#### Directions
Write out the entries below once more, exactly, with the pictures left out.

#### Extracted information
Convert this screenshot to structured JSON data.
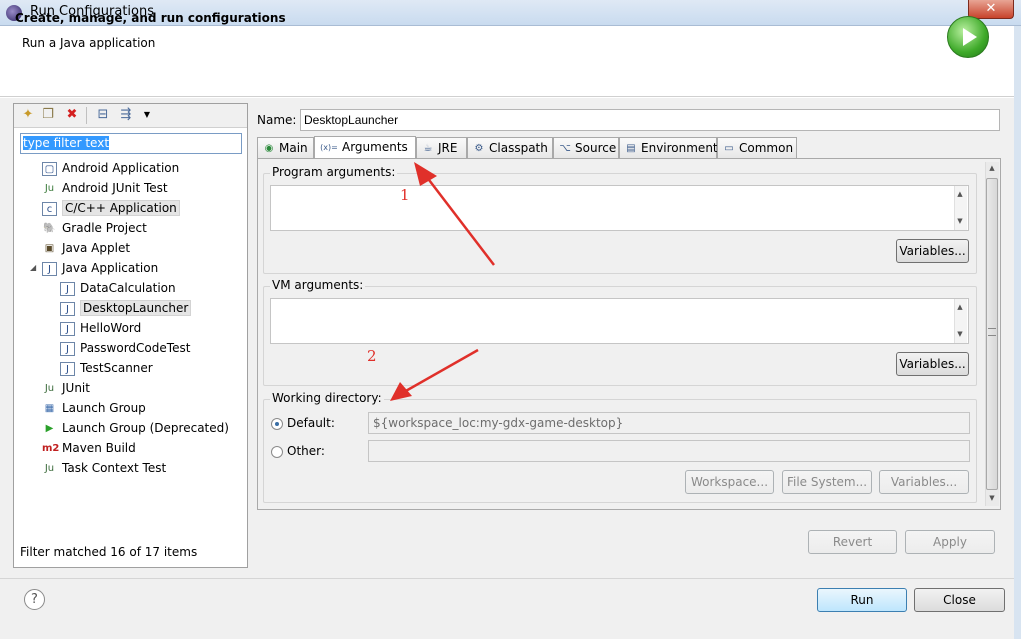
{
  "window": {
    "title": "Run Configurations",
    "close_label": "✕"
  },
  "header": {
    "title": "Create, manage, and run configurations",
    "subtitle": "Run a Java application"
  },
  "left": {
    "filter_placeholder": "type filter text",
    "tree": [
      {
        "label": "Android Application",
        "icon": "android-app-icon",
        "glyph": "▢"
      },
      {
        "label": "Android JUnit Test",
        "icon": "android-junit-icon",
        "glyph": "Ju"
      },
      {
        "label": "C/C++ Application",
        "icon": "c-app-icon",
        "glyph": "c",
        "selected": true
      },
      {
        "label": "Gradle Project",
        "icon": "gradle-icon",
        "glyph": "🐘"
      },
      {
        "label": "Java Applet",
        "icon": "java-applet-icon",
        "glyph": "▣"
      },
      {
        "label": "Java Application",
        "icon": "java-app-icon",
        "glyph": "J",
        "expanded": true
      },
      {
        "label": "DataCalculation",
        "icon": "java-config-icon",
        "glyph": "J",
        "child": true
      },
      {
        "label": "DesktopLauncher",
        "icon": "java-config-icon",
        "glyph": "J",
        "child": true,
        "selected": true
      },
      {
        "label": "HelloWord",
        "icon": "java-config-icon",
        "glyph": "J",
        "child": true
      },
      {
        "label": "PasswordCodeTest",
        "icon": "java-config-icon",
        "glyph": "J",
        "child": true
      },
      {
        "label": "TestScanner",
        "icon": "java-config-icon",
        "glyph": "J",
        "child": true
      },
      {
        "label": "JUnit",
        "icon": "junit-icon",
        "glyph": "Ju"
      },
      {
        "label": "Launch Group",
        "icon": "launch-group-icon",
        "glyph": "▦"
      },
      {
        "label": "Launch Group (Deprecated)",
        "icon": "launch-group-deprecated-icon",
        "glyph": "▶"
      },
      {
        "label": "Maven Build",
        "icon": "maven-icon",
        "glyph": "m2"
      },
      {
        "label": "Task Context Test",
        "icon": "task-context-icon",
        "glyph": "Ju"
      }
    ],
    "filter_status": "Filter matched 16 of 17 items"
  },
  "config": {
    "name_label": "Name:",
    "name_value": "DesktopLauncher",
    "tabs": [
      {
        "label": "Main",
        "icon": "main-tab-icon",
        "glyph": "◉"
      },
      {
        "label": "Arguments",
        "icon": "arguments-tab-icon",
        "glyph": "(x)="
      },
      {
        "label": "JRE",
        "icon": "jre-tab-icon",
        "glyph": "☕"
      },
      {
        "label": "Classpath",
        "icon": "classpath-tab-icon",
        "glyph": "⚙"
      },
      {
        "label": "Source",
        "icon": "source-tab-icon",
        "glyph": "⌥"
      },
      {
        "label": "Environment",
        "icon": "environment-tab-icon",
        "glyph": "▤"
      },
      {
        "label": "Common",
        "icon": "common-tab-icon",
        "glyph": "▭"
      }
    ],
    "program_args_label": "Program arguments:",
    "program_args_value": "",
    "vm_args_label": "VM arguments:",
    "vm_args_value": "",
    "variables_label": "Variables...",
    "working_dir_label": "Working directory:",
    "default_label": "Default:",
    "default_value": "${workspace_loc:my-gdx-game-desktop}",
    "other_label": "Other:",
    "other_value": "",
    "workspace_label": "Workspace...",
    "filesystem_label": "File System...",
    "revert_label": "Revert",
    "apply_label": "Apply"
  },
  "annotations": {
    "one": "1",
    "two": "2",
    "color": "#e0302a"
  },
  "footer": {
    "help_label": "?",
    "run_label": "Run",
    "close_label": "Close"
  }
}
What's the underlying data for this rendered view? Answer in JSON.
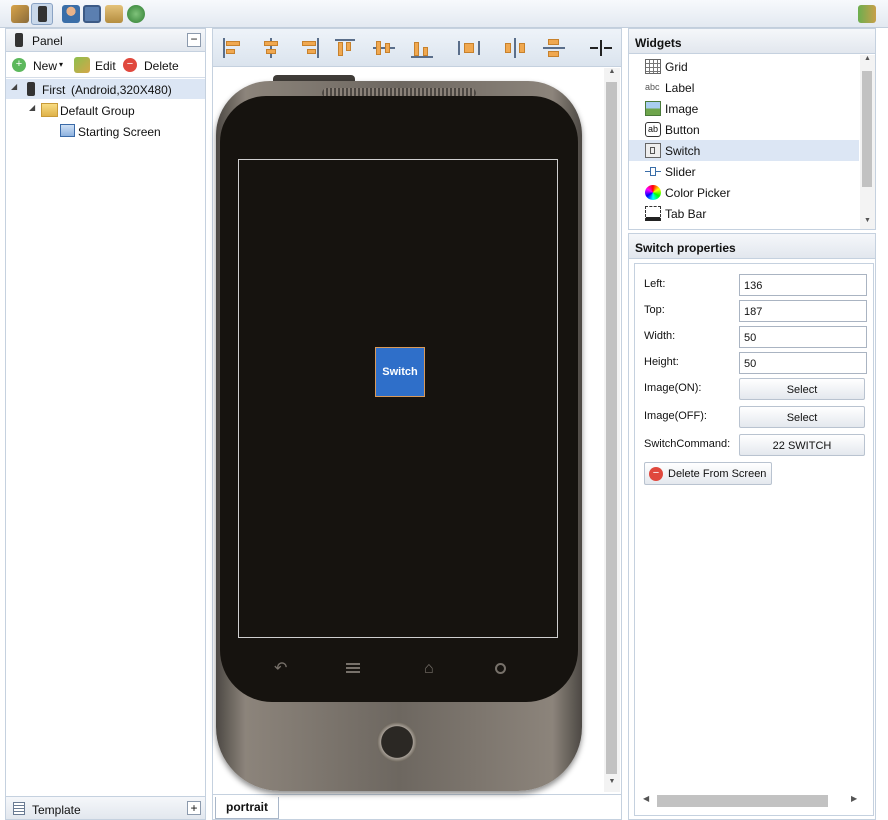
{
  "left_panel": {
    "title": "Panel",
    "toolbar": {
      "new_label": "New",
      "edit_label": "Edit",
      "delete_label": "Delete"
    },
    "tree": {
      "device_name": "First",
      "device_spec": "(Android,320X480)",
      "group_label": "Default Group",
      "screen_label": "Starting Screen"
    },
    "template_label": "Template"
  },
  "canvas": {
    "tab_label": "portrait",
    "switch_label": "Switch"
  },
  "widgets": {
    "title": "Widgets",
    "items": [
      {
        "label": "Grid",
        "icon": "grid-icon"
      },
      {
        "label": "Label",
        "icon": "label-icon",
        "icon_text": "abc"
      },
      {
        "label": "Image",
        "icon": "image-icon"
      },
      {
        "label": "Button",
        "icon": "button-icon",
        "icon_text": "ab"
      },
      {
        "label": "Switch",
        "icon": "switch-icon",
        "selected": true
      },
      {
        "label": "Slider",
        "icon": "slider-icon"
      },
      {
        "label": "Color Picker",
        "icon": "color-picker-icon"
      },
      {
        "label": "Tab Bar",
        "icon": "tab-bar-icon"
      }
    ]
  },
  "properties": {
    "title": "Switch properties",
    "left_label": "Left:",
    "left_value": "136",
    "top_label": "Top:",
    "top_value": "187",
    "width_label": "Width:",
    "width_value": "50",
    "height_label": "Height:",
    "height_value": "50",
    "image_on_label": "Image(ON):",
    "image_on_button": "Select",
    "image_off_label": "Image(OFF):",
    "image_off_button": "Select",
    "command_label": "SwitchCommand:",
    "command_value": "22 SWITCH",
    "delete_button": "Delete From Screen"
  },
  "colors": {
    "selection": "#dce6f4",
    "switch_fill": "#2f6fc9",
    "phone_screen": "#16130f"
  }
}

#### Solution to the exercise
Convert this screenshot to structured JSON data.
{
  "window": {
    "title": "Run Configurations",
    "close_label": "✕"
  },
  "header": {
    "title": "Create, manage, and run configurations",
    "subtitle": "Run a Java application"
  },
  "left": {
    "filter_placeholder": "type filter text",
    "tree": [
      {
        "label": "Android Application",
        "icon": "android-app-icon",
        "glyph": "▢"
      },
      {
        "label": "Android JUnit Test",
        "icon": "android-junit-icon",
        "glyph": "Ju"
      },
      {
        "label": "C/C++ Application",
        "icon": "c-app-icon",
        "glyph": "c",
        "selected": true
      },
      {
        "label": "Gradle Project",
        "icon": "gradle-icon",
        "glyph": "🐘"
      },
      {
        "label": "Java Applet",
        "icon": "java-applet-icon",
        "glyph": "▣"
      },
      {
        "label": "Java Application",
        "icon": "java-app-icon",
        "glyph": "J",
        "expanded": true
      },
      {
        "label": "DataCalculation",
        "icon": "java-config-icon",
        "glyph": "J",
        "child": true
      },
      {
        "label": "DesktopLauncher",
        "icon": "java-config-icon",
        "glyph": "J",
        "child": true,
        "selected": true
      },
      {
        "label": "HelloWord",
        "icon": "java-config-icon",
        "glyph": "J",
        "child": true
      },
      {
        "label": "PasswordCodeTest",
        "icon": "java-config-icon",
        "glyph": "J",
        "child": true
      },
      {
        "label": "TestScanner",
        "icon": "java-config-icon",
        "glyph": "J",
        "child": true
      },
      {
        "label": "JUnit",
        "icon": "junit-icon",
        "glyph": "Ju"
      },
      {
        "label": "Launch Group",
        "icon": "launch-group-icon",
        "glyph": "▦"
      },
      {
        "label": "Launch Group (Deprecated)",
        "icon": "launch-group-deprecated-icon",
        "glyph": "▶"
      },
      {
        "label": "Maven Build",
        "icon": "maven-icon",
        "glyph": "m2"
      },
      {
        "label": "Task Context Test",
        "icon": "task-context-icon",
        "glyph": "Ju"
      }
    ],
    "filter_status": "Filter matched 16 of 17 items"
  },
  "config": {
    "name_label": "Name:",
    "name_value": "DesktopLauncher",
    "tabs": [
      {
        "label": "Main",
        "icon": "main-tab-icon",
        "glyph": "◉"
      },
      {
        "label": "Arguments",
        "icon": "arguments-tab-icon",
        "glyph": "(x)="
      },
      {
        "label": "JRE",
        "icon": "jre-tab-icon",
        "glyph": "☕"
      },
      {
        "label": "Classpath",
        "icon": "classpath-tab-icon",
        "glyph": "⚙"
      },
      {
        "label": "Source",
        "icon": "source-tab-icon",
        "glyph": "⌥"
      },
      {
        "label": "Environment",
        "icon": "environment-tab-icon",
        "glyph": "▤"
      },
      {
        "label": "Common",
        "icon": "common-tab-icon",
        "glyph": "▭"
      }
    ],
    "program_args_label": "Program arguments:",
    "program_args_value": "",
    "vm_args_label": "VM arguments:",
    "vm_args_value": "",
    "variables_label": "Variables...",
    "working_dir_label": "Working directory:",
    "default_label": "Default:",
    "default_value": "${workspace_loc:my-gdx-game-desktop}",
    "other_label": "Other:",
    "other_value": "",
    "workspace_label": "Workspace...",
    "filesystem_label": "File System...",
    "revert_label": "Revert",
    "apply_label": "Apply"
  },
  "annotations": {
    "one": "1",
    "two": "2",
    "color": "#e0302a"
  },
  "footer": {
    "help_label": "?",
    "run_label": "Run",
    "close_label": "Close"
  }
}
What's the underlying data for this rendered view? Answer in JSON.
{
  "left_panel": {
    "title": "Panel",
    "toolbar": {
      "new_label": "New",
      "edit_label": "Edit",
      "delete_label": "Delete"
    },
    "tree": {
      "device_name": "First",
      "device_spec": "(Android,320X480)",
      "group_label": "Default Group",
      "screen_label": "Starting Screen"
    },
    "template_label": "Template"
  },
  "canvas": {
    "tab_label": "portrait",
    "switch_label": "Switch"
  },
  "widgets": {
    "title": "Widgets",
    "items": [
      {
        "label": "Grid",
        "icon": "grid-icon"
      },
      {
        "label": "Label",
        "icon": "label-icon",
        "icon_text": "abc"
      },
      {
        "label": "Image",
        "icon": "image-icon"
      },
      {
        "label": "Button",
        "icon": "button-icon",
        "icon_text": "ab"
      },
      {
        "label": "Switch",
        "icon": "switch-icon",
        "selected": true
      },
      {
        "label": "Slider",
        "icon": "slider-icon"
      },
      {
        "label": "Color Picker",
        "icon": "color-picker-icon"
      },
      {
        "label": "Tab Bar",
        "icon": "tab-bar-icon"
      }
    ]
  },
  "properties": {
    "title": "Switch properties",
    "left_label": "Left:",
    "left_value": "136",
    "top_label": "Top:",
    "top_value": "187",
    "width_label": "Width:",
    "width_value": "50",
    "height_label": "Height:",
    "height_value": "50",
    "image_on_label": "Image(ON):",
    "image_on_button": "Select",
    "image_off_label": "Image(OFF):",
    "image_off_button": "Select",
    "command_label": "SwitchCommand:",
    "command_value": "22 SWITCH",
    "delete_button": "Delete From Screen"
  },
  "colors": {
    "selection": "#dce6f4",
    "switch_fill": "#2f6fc9",
    "phone_screen": "#16130f"
  }
}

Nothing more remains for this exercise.